» Testo fornito:
***

Economia

Il faro della Bce sulla riforma di Intesa

Per la governance serve l'ok di Draghi. Gros-Pietro: «Pronti a fine mese». La partita delle Fondazioni e l'ipotesi Prodi

«Entro fine mese avremo una proposta del nuovo modello di governance» ha dichiarato ieri il presidente del consiglio di gestione di Intesa Sanpaolo, Gian Maria Gros-Pietro. La commissione sul governo societario guidata dal presidente del consiglio di sorveglianza, Giovanni Bazoli, avrebbe individuato la strada da percorrere e il «duale all'italiana» oggi in vigore dovrebbe lasciare il posto al modello «monistico» che non prevede un collegio sindacale ma attribuisce a un comitato interno del cda le funzioni di controllo. Con due grandi vantaggi: è conosciuto dagli investitori internazionali che hanno più del 50% del capitale della banca (fra i soci spiccano Blackrock e la People's Bank of China) e consente una gestione più snella attraverso un unico organo collegiale.

***

» Obiettivo: Secondo il testo fornito, quale modello di governance dovrebbe prendere il posto del «duale all'italiana» oggi in vigore?

***

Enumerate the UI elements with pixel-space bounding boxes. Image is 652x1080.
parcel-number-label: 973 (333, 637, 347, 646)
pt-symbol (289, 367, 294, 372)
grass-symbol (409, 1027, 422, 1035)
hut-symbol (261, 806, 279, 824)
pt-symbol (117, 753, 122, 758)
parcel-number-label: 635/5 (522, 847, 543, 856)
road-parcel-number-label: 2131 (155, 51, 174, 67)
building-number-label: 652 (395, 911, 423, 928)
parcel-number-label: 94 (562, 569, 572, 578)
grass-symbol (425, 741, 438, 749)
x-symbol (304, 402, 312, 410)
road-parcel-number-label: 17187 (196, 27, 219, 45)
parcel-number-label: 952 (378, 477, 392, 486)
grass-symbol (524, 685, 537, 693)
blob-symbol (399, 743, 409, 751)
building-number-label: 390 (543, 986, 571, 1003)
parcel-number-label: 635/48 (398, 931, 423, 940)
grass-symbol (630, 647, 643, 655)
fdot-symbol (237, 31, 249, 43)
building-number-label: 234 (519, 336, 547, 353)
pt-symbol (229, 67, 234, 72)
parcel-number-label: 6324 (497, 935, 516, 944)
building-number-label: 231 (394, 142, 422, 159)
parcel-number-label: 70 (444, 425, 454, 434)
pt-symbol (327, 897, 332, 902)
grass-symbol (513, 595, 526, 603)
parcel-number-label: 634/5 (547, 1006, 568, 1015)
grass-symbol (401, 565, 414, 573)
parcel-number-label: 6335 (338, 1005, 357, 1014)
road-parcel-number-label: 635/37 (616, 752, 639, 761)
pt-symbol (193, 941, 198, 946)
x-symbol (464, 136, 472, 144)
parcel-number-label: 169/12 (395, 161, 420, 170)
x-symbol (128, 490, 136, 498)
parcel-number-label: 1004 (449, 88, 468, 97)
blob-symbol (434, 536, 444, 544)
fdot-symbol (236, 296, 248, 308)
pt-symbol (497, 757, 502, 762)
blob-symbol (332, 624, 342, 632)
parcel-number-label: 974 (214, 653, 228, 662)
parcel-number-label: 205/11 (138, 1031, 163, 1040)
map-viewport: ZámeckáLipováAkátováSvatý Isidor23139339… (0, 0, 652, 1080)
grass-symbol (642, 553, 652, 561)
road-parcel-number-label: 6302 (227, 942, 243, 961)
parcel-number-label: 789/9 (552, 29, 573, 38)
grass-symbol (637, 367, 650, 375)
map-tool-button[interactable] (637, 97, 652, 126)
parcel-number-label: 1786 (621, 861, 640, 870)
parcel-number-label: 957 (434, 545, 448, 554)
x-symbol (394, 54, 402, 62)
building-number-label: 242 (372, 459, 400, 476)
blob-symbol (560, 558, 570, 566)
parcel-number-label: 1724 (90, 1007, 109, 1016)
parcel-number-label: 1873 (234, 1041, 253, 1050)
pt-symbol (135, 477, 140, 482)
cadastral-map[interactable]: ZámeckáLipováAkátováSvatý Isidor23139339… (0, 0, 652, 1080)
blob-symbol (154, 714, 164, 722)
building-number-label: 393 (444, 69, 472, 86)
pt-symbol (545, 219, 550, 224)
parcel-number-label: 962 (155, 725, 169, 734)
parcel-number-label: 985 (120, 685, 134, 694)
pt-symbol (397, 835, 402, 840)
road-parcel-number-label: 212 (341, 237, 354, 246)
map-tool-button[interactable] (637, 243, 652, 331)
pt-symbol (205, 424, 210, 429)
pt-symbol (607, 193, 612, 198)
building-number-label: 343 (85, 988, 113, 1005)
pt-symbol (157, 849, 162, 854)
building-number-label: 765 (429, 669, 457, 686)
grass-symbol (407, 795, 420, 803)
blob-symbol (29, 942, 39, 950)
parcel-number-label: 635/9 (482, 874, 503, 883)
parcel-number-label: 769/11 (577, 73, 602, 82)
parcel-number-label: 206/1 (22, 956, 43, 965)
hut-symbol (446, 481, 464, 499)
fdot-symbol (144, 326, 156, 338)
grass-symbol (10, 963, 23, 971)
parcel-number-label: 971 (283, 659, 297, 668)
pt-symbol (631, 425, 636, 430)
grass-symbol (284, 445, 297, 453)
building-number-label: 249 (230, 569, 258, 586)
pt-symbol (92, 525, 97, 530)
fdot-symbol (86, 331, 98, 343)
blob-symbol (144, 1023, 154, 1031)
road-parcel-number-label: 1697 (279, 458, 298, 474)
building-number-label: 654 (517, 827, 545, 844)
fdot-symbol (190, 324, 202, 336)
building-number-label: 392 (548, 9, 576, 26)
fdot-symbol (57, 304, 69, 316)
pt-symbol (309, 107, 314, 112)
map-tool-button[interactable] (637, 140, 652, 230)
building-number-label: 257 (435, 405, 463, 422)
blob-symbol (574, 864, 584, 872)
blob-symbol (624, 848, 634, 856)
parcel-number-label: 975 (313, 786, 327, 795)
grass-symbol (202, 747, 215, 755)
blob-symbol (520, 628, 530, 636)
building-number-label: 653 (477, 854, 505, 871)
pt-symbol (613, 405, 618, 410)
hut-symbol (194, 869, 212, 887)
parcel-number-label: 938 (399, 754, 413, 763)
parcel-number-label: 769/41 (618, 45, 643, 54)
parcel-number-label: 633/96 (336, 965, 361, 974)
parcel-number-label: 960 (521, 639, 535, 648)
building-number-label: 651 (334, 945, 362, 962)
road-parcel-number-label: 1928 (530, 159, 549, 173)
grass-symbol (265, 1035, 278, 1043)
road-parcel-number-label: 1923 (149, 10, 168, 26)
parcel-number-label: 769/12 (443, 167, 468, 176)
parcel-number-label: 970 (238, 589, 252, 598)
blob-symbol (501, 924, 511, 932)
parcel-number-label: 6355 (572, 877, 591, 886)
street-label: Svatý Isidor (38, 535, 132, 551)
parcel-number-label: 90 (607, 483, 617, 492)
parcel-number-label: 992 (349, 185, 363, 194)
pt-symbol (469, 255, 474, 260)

***

» Risposta scritta: Il modello «monistico».